Records follow. Pull out every line that contains "state".

— Material provided —
+ + +
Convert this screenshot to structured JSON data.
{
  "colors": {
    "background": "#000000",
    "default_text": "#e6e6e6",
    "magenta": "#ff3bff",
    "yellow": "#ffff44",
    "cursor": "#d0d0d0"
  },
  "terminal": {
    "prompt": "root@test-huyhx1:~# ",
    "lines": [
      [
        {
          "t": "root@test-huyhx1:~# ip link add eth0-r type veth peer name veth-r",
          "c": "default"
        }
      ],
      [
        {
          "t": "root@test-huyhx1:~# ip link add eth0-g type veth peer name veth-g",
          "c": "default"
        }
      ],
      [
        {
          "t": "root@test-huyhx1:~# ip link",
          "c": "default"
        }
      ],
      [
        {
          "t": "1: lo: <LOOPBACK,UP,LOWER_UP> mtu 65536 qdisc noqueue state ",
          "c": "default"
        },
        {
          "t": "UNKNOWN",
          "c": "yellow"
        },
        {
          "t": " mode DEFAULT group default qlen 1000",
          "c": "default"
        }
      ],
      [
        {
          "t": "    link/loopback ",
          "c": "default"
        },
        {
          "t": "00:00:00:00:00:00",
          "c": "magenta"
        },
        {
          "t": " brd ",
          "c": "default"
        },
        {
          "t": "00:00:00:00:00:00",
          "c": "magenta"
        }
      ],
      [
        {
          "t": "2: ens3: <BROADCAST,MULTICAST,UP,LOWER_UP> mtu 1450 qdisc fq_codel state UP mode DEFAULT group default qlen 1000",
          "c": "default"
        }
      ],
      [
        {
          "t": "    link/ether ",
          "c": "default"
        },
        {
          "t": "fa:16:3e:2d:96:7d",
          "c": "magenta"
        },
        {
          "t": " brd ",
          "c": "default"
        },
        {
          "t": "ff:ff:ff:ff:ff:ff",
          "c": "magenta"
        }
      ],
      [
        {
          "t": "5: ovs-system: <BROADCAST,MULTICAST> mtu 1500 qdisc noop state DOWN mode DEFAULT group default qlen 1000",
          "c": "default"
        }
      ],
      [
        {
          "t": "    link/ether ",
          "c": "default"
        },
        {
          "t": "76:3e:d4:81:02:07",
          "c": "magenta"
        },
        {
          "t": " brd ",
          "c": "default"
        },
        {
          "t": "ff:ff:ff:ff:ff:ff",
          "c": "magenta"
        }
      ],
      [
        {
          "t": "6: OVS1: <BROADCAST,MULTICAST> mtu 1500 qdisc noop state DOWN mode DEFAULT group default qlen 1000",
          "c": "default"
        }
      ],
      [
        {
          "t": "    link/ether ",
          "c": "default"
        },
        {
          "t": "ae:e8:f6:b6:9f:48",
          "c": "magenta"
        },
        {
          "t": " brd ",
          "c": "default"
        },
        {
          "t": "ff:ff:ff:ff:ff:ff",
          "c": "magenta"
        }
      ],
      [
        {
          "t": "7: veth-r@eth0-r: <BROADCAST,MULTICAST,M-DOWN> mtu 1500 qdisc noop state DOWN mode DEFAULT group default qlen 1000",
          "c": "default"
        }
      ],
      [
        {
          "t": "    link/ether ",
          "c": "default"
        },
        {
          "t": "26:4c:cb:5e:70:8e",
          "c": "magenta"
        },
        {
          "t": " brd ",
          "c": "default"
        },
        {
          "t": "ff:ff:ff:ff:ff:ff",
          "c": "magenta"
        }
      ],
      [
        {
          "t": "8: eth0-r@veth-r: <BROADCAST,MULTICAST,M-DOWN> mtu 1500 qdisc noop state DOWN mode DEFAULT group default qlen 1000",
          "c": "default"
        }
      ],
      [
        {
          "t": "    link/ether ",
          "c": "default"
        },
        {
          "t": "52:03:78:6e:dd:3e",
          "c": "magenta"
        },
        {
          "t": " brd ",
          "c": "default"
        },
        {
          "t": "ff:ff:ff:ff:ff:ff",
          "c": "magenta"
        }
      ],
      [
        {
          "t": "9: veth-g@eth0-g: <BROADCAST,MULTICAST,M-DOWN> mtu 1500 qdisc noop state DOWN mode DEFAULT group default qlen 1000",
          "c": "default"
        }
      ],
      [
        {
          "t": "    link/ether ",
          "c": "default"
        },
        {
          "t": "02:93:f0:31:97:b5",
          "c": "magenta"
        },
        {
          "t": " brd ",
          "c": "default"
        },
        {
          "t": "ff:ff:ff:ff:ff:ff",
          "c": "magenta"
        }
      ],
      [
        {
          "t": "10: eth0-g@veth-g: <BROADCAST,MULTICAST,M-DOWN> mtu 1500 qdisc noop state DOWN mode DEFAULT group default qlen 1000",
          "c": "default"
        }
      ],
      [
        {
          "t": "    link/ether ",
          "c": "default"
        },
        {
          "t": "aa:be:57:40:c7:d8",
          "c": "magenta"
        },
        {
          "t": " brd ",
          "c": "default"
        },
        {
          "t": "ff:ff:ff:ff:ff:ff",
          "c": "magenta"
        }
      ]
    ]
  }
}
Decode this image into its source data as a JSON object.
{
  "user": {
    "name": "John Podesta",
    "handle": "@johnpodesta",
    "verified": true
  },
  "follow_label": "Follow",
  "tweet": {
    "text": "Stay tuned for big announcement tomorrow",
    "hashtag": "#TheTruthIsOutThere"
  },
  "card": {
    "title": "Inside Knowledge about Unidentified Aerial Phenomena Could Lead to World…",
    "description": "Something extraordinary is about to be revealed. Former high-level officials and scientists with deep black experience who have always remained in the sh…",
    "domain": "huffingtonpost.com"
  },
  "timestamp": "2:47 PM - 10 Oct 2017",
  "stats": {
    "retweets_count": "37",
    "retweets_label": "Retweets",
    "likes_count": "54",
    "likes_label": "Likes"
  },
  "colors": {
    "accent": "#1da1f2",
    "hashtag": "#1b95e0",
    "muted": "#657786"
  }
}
+ + +
— The result —
          "t": "1: lo: <LOOPBACK,UP,LOWER_UP> mtu 65536 qdisc noqueue state ",
          "t": "2: ens3: <BROADCAST,MULTICAST,UP,LOWER_UP> mtu 1450 qdisc fq_codel state UP mode DEFAULT group default qlen 1000",
          "t": "5: ovs-system: <BROADCAST,MULTICAST> mtu 1500 qdisc noop state DOWN mode DEFAULT group default qlen 1000",
          "t": "6: OVS1: <BROADCAST,MULTICAST> mtu 1500 qdisc noop state DOWN mode DEFAULT group default qlen 1000",
          "t": "7: veth-r@eth0-r: <BROADCAST,MULTICAST,M-DOWN> mtu 1500 qdisc noop state DOWN mode DEFAULT group default qlen 1000",
          "t": "8: eth0-r@veth-r: <BROADCAST,MULTICAST,M-DOWN> mtu 1500 qdisc noop state DOWN mode DEFAULT group default qlen 1000",
          "t": "9: veth-g@eth0-g: <BROADCAST,MULTICAST,M-DOWN> mtu 1500 qdisc noop state DOWN mode DEFAULT group default qlen 1000",
          "t": "10: eth0-g@veth-g: <BROADCAST,MULTICAST,M-DOWN> mtu 1500 qdisc noop state DOWN mode DEFAULT group default qlen 1000",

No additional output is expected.